• The request:
Go through the listing and pick out each line with the word "that" in it.

• Records:
---
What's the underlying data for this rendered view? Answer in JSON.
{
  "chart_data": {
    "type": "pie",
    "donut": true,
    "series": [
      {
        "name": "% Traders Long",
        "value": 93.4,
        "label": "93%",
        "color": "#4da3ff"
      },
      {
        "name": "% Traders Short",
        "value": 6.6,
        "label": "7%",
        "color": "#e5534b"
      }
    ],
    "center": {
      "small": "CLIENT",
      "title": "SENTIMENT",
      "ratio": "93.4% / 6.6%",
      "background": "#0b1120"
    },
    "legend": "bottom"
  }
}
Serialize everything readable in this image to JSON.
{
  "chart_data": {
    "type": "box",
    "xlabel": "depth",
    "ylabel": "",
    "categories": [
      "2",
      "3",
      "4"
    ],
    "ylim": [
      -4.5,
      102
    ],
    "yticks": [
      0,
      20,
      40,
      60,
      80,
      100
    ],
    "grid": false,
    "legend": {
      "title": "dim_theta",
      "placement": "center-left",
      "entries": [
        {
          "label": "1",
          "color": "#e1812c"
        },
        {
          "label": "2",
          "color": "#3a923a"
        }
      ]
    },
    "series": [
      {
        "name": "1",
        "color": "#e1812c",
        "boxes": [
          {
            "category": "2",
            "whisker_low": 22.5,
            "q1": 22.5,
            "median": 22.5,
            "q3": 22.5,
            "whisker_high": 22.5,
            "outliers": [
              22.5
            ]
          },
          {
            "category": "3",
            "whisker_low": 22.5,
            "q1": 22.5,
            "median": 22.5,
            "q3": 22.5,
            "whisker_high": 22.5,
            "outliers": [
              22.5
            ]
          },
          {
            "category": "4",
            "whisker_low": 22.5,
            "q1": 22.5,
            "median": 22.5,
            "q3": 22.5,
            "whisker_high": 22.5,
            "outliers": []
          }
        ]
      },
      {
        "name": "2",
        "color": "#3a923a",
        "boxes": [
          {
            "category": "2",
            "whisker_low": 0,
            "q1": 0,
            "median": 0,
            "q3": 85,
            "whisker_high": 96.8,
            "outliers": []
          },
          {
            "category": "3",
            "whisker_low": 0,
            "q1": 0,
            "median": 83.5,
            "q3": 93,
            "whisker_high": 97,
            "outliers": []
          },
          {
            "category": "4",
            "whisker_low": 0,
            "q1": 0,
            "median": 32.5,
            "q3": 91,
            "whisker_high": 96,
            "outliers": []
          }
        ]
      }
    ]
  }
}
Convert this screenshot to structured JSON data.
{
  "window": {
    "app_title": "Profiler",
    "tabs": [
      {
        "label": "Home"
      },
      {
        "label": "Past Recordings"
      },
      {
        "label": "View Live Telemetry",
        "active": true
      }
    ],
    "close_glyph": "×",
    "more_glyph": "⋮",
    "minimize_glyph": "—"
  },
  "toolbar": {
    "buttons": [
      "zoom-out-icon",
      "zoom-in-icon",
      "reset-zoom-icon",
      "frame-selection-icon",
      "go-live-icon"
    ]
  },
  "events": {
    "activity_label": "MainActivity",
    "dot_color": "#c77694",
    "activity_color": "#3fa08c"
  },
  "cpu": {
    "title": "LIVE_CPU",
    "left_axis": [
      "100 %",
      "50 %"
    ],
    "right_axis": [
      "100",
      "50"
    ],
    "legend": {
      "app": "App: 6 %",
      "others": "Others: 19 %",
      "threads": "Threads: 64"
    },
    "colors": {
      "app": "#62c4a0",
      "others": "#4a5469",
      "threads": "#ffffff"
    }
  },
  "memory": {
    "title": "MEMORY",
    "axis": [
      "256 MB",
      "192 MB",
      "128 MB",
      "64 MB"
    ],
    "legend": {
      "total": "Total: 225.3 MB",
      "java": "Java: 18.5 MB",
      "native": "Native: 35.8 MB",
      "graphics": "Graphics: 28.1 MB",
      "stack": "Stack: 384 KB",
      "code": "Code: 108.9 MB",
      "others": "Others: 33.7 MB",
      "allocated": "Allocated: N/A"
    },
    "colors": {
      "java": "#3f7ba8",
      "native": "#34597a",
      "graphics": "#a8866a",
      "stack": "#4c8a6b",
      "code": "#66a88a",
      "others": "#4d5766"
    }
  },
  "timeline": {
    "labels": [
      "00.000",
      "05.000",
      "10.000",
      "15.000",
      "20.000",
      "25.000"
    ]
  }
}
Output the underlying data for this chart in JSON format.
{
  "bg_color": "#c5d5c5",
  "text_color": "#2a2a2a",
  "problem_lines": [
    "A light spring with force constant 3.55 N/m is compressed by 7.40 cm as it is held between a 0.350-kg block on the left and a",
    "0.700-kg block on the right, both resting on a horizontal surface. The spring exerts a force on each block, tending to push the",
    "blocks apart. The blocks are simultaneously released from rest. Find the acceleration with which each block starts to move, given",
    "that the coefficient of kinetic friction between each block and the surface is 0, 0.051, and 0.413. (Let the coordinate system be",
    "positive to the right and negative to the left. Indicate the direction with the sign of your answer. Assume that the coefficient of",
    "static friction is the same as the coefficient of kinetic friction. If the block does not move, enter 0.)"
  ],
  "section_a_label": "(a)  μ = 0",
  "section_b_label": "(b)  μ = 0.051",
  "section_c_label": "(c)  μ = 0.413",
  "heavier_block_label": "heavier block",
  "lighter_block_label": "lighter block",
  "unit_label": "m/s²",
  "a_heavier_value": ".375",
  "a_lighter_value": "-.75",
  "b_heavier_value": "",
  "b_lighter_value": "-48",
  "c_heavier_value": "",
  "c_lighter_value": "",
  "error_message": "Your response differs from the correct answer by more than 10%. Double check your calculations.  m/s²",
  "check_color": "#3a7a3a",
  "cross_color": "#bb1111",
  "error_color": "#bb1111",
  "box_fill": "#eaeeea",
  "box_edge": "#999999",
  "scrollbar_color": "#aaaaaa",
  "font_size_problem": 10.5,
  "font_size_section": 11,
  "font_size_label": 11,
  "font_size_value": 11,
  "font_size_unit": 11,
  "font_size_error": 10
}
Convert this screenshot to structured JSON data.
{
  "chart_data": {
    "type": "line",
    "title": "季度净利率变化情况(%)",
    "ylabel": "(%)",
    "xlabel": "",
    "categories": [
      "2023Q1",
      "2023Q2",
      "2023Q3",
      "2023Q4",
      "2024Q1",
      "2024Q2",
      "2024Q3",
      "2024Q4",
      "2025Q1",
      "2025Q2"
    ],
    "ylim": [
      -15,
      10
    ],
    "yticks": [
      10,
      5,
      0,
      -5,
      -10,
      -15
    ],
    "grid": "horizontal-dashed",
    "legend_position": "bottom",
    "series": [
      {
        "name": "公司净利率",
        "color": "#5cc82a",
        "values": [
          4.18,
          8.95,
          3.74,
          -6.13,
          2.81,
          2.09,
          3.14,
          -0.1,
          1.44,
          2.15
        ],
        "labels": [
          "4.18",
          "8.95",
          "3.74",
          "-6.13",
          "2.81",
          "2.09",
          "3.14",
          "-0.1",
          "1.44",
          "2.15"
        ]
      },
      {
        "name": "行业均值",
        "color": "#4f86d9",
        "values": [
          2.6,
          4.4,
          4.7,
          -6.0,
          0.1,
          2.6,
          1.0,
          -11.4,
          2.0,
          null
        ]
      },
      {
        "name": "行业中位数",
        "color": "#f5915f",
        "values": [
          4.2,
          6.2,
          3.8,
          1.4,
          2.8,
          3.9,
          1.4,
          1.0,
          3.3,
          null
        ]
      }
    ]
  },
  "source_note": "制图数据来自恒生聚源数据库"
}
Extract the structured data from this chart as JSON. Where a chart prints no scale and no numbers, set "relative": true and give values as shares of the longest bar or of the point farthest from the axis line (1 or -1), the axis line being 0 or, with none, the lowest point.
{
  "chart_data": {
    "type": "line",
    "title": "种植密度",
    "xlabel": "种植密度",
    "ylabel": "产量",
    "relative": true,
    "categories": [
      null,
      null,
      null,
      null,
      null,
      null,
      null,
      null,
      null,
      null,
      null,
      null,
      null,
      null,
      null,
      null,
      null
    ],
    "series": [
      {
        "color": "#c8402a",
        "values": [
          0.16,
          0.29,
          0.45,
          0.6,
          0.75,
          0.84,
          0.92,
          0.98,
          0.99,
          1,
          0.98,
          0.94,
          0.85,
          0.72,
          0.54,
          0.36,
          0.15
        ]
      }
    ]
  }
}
---
• Solved problem:
    "that the coefficient of kinetic friction between each block and the surface is 0, 0.051, and 0.413. (Let the coordinate system be",
    "positive to the right and negative to the left. Indicate the direction with the sign of your answer. Assume that the coefficient of",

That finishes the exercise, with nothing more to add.